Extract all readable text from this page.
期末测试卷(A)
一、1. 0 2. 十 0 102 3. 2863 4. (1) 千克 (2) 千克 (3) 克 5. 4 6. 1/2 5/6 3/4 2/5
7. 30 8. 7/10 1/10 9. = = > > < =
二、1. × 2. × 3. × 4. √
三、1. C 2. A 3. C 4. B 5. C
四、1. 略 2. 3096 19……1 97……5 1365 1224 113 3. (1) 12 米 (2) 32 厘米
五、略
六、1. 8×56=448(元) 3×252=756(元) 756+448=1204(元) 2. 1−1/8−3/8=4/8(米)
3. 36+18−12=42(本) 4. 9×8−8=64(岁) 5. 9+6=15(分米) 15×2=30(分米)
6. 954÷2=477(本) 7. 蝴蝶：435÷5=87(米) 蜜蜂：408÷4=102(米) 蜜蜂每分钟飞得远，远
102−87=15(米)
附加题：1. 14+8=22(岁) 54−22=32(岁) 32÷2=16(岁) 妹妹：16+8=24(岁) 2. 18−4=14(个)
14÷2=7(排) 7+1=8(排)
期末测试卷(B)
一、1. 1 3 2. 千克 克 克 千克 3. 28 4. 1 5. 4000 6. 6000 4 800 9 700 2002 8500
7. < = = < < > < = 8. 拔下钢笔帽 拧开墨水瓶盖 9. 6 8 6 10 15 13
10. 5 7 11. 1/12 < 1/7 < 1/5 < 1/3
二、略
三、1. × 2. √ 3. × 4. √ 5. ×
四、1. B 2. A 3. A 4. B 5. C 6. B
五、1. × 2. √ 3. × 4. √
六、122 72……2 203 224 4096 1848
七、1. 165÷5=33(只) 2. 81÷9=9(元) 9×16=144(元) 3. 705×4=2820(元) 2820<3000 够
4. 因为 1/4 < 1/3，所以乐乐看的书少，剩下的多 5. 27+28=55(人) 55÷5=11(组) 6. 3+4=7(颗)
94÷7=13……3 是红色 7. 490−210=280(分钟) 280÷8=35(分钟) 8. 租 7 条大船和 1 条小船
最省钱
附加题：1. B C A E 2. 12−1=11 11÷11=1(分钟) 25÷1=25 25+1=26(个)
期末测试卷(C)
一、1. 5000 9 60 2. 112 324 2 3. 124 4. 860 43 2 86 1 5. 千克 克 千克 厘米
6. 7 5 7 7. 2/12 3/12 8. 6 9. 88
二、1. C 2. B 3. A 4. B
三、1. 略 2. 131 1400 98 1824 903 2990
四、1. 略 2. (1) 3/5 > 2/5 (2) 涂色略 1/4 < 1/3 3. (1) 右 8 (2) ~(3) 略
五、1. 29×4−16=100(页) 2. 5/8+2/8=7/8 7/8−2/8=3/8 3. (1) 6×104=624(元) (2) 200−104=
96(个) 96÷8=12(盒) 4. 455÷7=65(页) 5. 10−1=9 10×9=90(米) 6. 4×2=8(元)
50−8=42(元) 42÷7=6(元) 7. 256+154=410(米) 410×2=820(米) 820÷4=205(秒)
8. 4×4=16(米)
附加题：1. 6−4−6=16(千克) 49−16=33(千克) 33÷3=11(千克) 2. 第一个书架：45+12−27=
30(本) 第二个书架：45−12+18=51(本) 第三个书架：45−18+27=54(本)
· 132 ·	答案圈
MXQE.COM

• WORK INSTRUCTIONS: Reproduce the full listing word for word.

• FULL ANSWER:
Extract all readable text from this page.
期末测试卷(A)
一、1. 0 2. 十 0 102 3. 2863 4. (1) 千克 (2) 千克 (3) 克 5. 4 6. 1/2 5/6 3/4 2/5
7. 30 8. 7/10 1/10 9. = = > > < =
二、1. × 2. × 3. × 4. √
三、1. C 2. A 3. C 4. B 5. C
四、1. 略 2. 3096 19……1 97……5 1365 1224 113 3. (1) 12 米 (2) 32 厘米
五、略
六、1. 8×56=448(元) 3×252=756(元) 756+448=1204(元) 2. 1−1/8−3/8=4/8(米)
3. 36+18−12=42(本) 4. 9×8−8=64(岁) 5. 9+6=15(分米) 15×2=30(分米)
6. 954÷2=477(本) 7. 蝴蝶：435÷5=87(米) 蜜蜂：408÷4=102(米) 蜜蜂每分钟飞得远，远
102−87=15(米)
附加题：1. 14+8=22(岁) 54−22=32(岁) 32÷2=16(岁) 妹妹：16+8=24(岁) 2. 18−4=14(个)
14÷2=7(排) 7+1=8(排)
期末测试卷(B)
一、1. 1 3 2. 千克 克 克 千克 3. 28 4. 1 5. 4000 6. 6000 4 800 9 700 2002 8500
7. < = = < < > < = 8. 拔下钢笔帽 拧开墨水瓶盖 9. 6 8 6 10 15 13
10. 5 7 11. 1/12 < 1/7 < 1/5 < 1/3
二、略
三、1. × 2. √ 3. × 4. √ 5. ×
四、1. B 2. A 3. A 4. B 5. C 6. B
五、1. × 2. √ 3. × 4. √
六、122 72……2 203 224 4096 1848
七、1. 165÷5=33(只) 2. 81÷9=9(元) 9×16=144(元) 3. 705×4=2820(元) 2820<3000 够
4. 因为 1/4 < 1/3，所以乐乐看的书少，剩下的多 5. 27+28=55(人) 55÷5=11(组) 6. 3+4=7(颗)
94÷7=13……3 是红色 7. 490−210=280(分钟) 280÷8=35(分钟) 8. 租 7 条大船和 1 条小船
最省钱
附加题：1. B C A E 2. 12−1=11 11÷11=1(分钟) 25÷1=25 25+1=26(个)
期末测试卷(C)
一、1. 5000 9 60 2. 112 324 2 3. 124 4. 860 43 2 86 1 5. 千克 克 千克 厘米
6. 7 5 7 7. 2/12 3/12 8. 6 9. 88
二、1. C 2. B 3. A 4. B
三、1. 略 2. 131 1400 98 1824 903 2990
四、1. 略 2. (1) 3/5 > 2/5 (2) 涂色略 1/4 < 1/3 3. (1) 右 8 (2) ~(3) 略
五、1. 29×4−16=100(页) 2. 5/8+2/8=7/8 7/8−2/8=3/8 3. (1) 6×104=624(元) (2) 200−104=
96(个) 96÷8=12(盒) 4. 455÷7=65(页) 5. 10−1=9 10×9=90(米) 6. 4×2=8(元)
50−8=42(元) 42÷7=6(元) 7. 256+154=410(米) 410×2=820(米) 820÷4=205(秒)
8. 4×4=16(米)
附加题：1. 6−4−6=16(千克) 49−16=33(千克) 33÷3=11(千克) 2. 第一个书架：45+12−27=
30(本) 第二个书架：45−12+18=51(本) 第三个书架：45−18+27=54(本)
· 132 ·	答案圈
MXQE.COM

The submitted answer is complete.